> **Extracted text**:
This is the third book I’ve read about conversion disorders this year, and the second that focuses specifically on the contagious hysteria that impacts a group of teenage girls. That fact aside, Howe’s book is an interesting blend of historical fact and fiction, combining the St. Joan’s story with interludes taking place during the real-life Salem Witch trials. The result is a bit uneven.
Surprisingly, it is Howe’s Salem-witch-trial era chapters that are far more compelling than what is happening with her present-day teenagers. Howe’s accounts of the Salem trials are researched, well-written, and feature historical people who actually lived through the period. The writing takes on the cadence of the time and makes for some riveting pages.
In contrast, the present-day narrative falls flat. Not only are the characters underdeveloped and often-times a bit stereotypical, they’re also completely uninteresting, even when displaying the signs of the conversion disorder. The result is a feeling of unintentional lopsidedness, which makes for a disappointing read at times.
Even so, it’s an interesting, thoughtful look at how mass hysteria works and how people think about and treat teenage girls (yesterday, today, tomorrow, probably). There’s appeal here for adults especially, but it is marketed for teens (and there’s a movie deal pending). It might pair well with Megan Abbott’s sharp The Fever, for those interested in exploring the themes more.
Conversion by Katherine Howe. Putnam Juvenile: 2014. Library copy.

> **Supplied records**:
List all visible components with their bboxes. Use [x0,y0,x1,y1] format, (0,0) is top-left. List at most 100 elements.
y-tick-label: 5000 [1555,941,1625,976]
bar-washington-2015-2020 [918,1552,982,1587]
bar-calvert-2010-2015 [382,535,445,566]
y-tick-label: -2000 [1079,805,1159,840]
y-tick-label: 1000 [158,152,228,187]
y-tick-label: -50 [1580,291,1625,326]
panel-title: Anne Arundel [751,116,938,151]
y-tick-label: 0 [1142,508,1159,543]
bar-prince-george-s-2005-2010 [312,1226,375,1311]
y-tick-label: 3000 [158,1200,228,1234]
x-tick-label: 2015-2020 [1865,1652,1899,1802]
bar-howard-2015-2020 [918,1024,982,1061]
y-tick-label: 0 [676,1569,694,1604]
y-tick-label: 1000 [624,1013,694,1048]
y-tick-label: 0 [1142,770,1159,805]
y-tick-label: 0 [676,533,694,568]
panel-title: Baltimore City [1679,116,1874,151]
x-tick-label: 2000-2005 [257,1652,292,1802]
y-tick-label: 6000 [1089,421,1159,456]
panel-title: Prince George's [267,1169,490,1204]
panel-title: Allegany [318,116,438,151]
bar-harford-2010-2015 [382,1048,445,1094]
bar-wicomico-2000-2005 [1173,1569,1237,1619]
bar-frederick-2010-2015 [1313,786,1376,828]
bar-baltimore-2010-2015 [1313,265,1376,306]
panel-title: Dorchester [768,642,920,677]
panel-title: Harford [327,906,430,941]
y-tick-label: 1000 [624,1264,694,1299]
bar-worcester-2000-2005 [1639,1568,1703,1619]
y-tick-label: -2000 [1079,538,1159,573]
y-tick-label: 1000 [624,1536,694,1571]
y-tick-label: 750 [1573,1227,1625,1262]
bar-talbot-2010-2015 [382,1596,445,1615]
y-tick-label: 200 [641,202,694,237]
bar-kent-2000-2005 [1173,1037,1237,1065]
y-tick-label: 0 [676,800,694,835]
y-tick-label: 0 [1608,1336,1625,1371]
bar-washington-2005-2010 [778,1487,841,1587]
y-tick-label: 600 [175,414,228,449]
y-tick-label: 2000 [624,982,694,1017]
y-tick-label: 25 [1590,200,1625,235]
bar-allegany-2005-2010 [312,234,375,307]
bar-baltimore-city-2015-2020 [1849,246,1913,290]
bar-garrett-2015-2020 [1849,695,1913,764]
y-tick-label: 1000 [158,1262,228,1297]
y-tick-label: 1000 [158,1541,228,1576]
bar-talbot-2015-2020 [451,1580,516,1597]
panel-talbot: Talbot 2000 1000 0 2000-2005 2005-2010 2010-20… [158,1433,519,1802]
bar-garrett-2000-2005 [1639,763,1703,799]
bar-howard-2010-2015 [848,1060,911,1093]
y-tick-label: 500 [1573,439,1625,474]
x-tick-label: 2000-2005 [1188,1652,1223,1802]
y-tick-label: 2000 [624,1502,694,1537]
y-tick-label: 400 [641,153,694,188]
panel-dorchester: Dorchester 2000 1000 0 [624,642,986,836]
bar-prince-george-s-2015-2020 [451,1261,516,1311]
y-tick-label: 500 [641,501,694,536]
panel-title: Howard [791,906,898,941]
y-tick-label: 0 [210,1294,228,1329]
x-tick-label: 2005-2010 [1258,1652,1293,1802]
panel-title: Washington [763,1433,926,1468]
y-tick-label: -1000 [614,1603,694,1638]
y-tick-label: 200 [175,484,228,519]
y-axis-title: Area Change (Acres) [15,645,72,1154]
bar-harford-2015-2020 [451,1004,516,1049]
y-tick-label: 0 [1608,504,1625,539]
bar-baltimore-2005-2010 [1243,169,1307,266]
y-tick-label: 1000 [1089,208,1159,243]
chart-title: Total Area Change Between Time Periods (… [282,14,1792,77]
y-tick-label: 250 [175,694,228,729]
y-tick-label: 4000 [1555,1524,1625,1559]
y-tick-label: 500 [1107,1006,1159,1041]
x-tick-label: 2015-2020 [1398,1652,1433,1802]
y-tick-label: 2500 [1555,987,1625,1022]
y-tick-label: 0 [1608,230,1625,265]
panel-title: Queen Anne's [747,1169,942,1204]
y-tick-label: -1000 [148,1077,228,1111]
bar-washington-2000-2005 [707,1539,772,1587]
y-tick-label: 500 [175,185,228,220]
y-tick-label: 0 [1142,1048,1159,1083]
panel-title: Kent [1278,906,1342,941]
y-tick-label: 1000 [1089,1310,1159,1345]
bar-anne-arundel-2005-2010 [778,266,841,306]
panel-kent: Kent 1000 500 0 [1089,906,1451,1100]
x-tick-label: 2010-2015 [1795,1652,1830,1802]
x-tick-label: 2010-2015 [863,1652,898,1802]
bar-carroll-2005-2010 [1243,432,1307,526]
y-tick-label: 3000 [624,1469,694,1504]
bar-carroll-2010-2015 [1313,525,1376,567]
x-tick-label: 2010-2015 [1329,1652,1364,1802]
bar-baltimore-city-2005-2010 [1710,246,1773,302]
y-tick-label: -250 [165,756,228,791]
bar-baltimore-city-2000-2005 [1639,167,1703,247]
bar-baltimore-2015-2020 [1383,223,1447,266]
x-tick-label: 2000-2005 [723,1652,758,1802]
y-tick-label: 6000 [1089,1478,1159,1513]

--

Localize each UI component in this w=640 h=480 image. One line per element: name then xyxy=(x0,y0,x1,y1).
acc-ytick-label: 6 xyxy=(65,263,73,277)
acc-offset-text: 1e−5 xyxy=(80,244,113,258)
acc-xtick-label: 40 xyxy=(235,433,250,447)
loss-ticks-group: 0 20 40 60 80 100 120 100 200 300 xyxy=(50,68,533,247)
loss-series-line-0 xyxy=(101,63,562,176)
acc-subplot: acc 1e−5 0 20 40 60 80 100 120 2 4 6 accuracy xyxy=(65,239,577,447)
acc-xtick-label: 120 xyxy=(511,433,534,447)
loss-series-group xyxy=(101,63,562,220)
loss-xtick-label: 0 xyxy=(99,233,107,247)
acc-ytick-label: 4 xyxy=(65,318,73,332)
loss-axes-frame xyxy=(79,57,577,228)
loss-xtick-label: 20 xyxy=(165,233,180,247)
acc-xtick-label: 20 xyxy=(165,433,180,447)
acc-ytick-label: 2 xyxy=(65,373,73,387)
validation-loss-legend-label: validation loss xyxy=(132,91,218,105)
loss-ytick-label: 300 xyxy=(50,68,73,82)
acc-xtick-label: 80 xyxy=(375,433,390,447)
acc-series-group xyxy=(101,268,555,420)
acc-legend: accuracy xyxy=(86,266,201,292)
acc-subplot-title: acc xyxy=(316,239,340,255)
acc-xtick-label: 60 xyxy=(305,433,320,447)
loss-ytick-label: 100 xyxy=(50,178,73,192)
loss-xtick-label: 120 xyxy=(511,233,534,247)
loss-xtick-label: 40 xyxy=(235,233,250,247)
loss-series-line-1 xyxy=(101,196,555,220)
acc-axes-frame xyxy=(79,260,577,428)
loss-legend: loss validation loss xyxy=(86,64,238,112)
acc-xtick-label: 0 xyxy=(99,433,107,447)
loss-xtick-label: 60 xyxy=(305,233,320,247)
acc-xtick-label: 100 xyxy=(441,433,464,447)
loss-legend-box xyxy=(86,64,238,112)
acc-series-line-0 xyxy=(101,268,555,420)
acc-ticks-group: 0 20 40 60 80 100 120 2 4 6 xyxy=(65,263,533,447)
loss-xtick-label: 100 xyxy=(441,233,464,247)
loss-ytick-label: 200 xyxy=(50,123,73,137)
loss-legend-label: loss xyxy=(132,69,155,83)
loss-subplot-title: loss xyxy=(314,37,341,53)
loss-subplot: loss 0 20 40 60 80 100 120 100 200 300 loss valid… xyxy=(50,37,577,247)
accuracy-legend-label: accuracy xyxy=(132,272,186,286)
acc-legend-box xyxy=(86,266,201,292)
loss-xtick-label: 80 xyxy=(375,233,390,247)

> **Exercise instructions**:
A. According to the book review, which chapters are far more compelling than the ones about the present-day teenagers?
B. Rewrite the entries from the line containing "List all visible" through the line containing "bar-prince-george-s-2005-2010 [312,1226,375,1311]", replacing "y-tick-label" with "y-axis-tick" and leaving everything else unchanged.
These entries are unrelated to the book review.

> **Completed exercise**:
A. The chapters set during the Salem witch trials are far more compelling.

B.
List all visible components with their bboxes. Use [x0,y0,x1,y1] format, (0,0) is top-left. List at most 100 elements.
y-axis-tick: 5000 [1555,941,1625,976]
bar-washington-2015-2020 [918,1552,982,1587]
bar-calvert-2010-2015 [382,535,445,566]
y-axis-tick: -2000 [1079,805,1159,840]
y-axis-tick: 1000 [158,152,228,187]
y-axis-tick: -50 [1580,291,1625,326]
panel-title: Anne Arundel [751,116,938,151]
y-axis-tick: 0 [1142,508,1159,543]
bar-prince-george-s-2005-2010 [312,1226,375,1311]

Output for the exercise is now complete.